* What to work on: Using the listing below, extract each line that has the word "Notification" in it.
[start Stored rows]
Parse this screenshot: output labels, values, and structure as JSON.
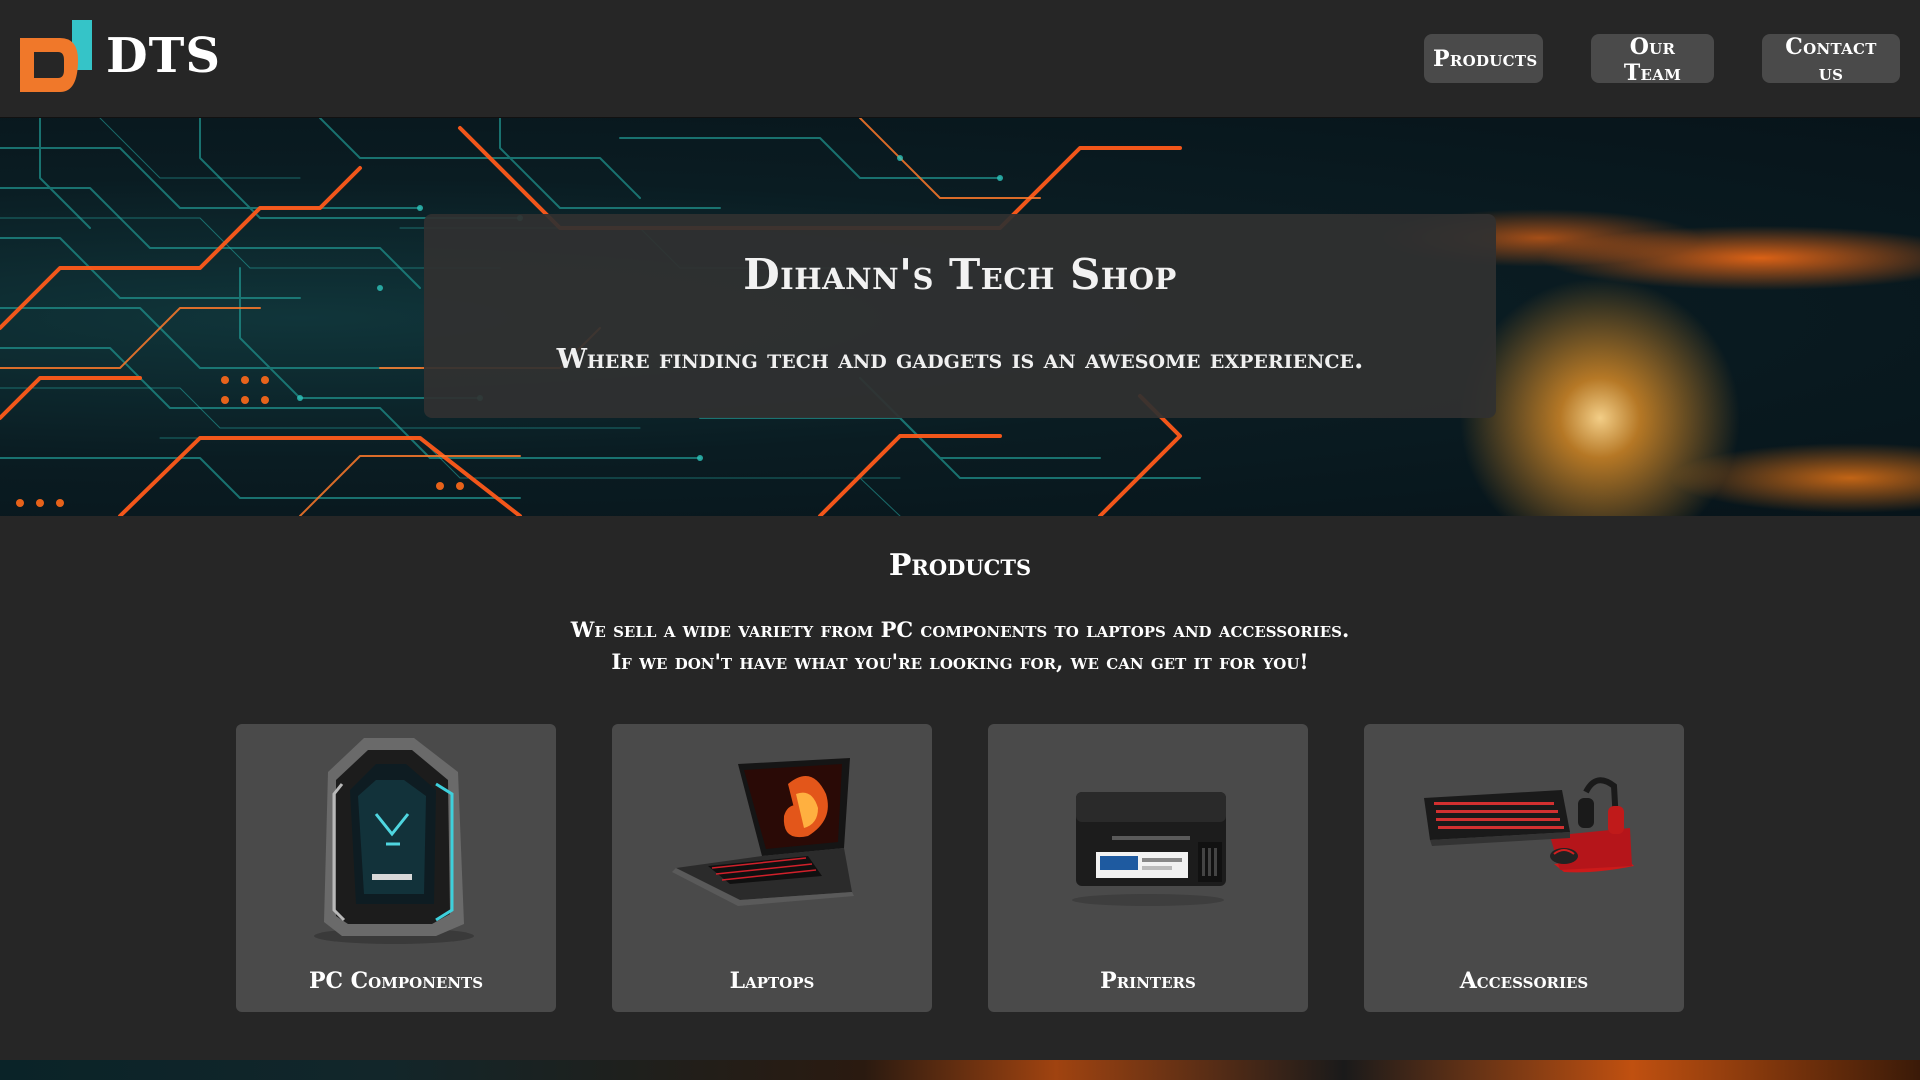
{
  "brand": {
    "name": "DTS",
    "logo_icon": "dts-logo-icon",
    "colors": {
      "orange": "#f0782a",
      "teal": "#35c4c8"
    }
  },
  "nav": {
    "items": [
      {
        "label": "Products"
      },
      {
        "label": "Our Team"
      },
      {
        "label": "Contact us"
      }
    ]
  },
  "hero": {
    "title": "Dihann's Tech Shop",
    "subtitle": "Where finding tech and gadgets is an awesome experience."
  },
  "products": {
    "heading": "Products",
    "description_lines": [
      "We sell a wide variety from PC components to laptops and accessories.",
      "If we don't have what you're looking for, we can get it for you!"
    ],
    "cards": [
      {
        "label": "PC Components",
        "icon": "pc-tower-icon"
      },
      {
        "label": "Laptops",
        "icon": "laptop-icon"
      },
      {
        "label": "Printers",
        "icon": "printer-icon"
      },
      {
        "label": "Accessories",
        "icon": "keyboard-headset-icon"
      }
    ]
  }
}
[end Stored rows]
[start Stored rows]
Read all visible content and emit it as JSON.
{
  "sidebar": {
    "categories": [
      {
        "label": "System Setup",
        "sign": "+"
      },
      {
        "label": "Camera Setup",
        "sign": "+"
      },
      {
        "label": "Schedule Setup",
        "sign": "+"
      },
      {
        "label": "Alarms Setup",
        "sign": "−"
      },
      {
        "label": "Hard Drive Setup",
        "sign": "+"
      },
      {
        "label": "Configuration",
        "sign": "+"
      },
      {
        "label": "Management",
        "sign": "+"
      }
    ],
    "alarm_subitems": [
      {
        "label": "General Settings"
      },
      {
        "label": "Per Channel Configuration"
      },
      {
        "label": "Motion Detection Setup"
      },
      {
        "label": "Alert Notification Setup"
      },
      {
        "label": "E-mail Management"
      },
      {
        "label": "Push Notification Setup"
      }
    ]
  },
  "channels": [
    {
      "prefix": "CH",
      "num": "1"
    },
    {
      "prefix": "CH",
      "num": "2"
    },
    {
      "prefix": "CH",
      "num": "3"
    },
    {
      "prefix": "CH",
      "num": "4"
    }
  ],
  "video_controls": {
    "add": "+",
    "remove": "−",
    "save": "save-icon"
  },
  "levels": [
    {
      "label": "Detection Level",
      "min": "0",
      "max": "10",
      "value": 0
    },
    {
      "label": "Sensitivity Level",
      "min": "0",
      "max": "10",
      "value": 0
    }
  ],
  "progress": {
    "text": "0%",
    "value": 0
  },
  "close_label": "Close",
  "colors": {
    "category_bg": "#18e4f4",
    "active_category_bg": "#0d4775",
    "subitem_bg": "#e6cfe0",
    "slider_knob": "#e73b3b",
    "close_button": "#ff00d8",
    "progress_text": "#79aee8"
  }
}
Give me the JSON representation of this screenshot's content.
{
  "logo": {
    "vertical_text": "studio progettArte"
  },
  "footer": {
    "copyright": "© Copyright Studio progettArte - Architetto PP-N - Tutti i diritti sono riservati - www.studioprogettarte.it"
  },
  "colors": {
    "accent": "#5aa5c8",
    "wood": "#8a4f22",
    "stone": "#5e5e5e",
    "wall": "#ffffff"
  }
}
[end Stored rows]
* Reply:
        "label": "Alert Notification Setup"
        "label": "Push Notification Setup"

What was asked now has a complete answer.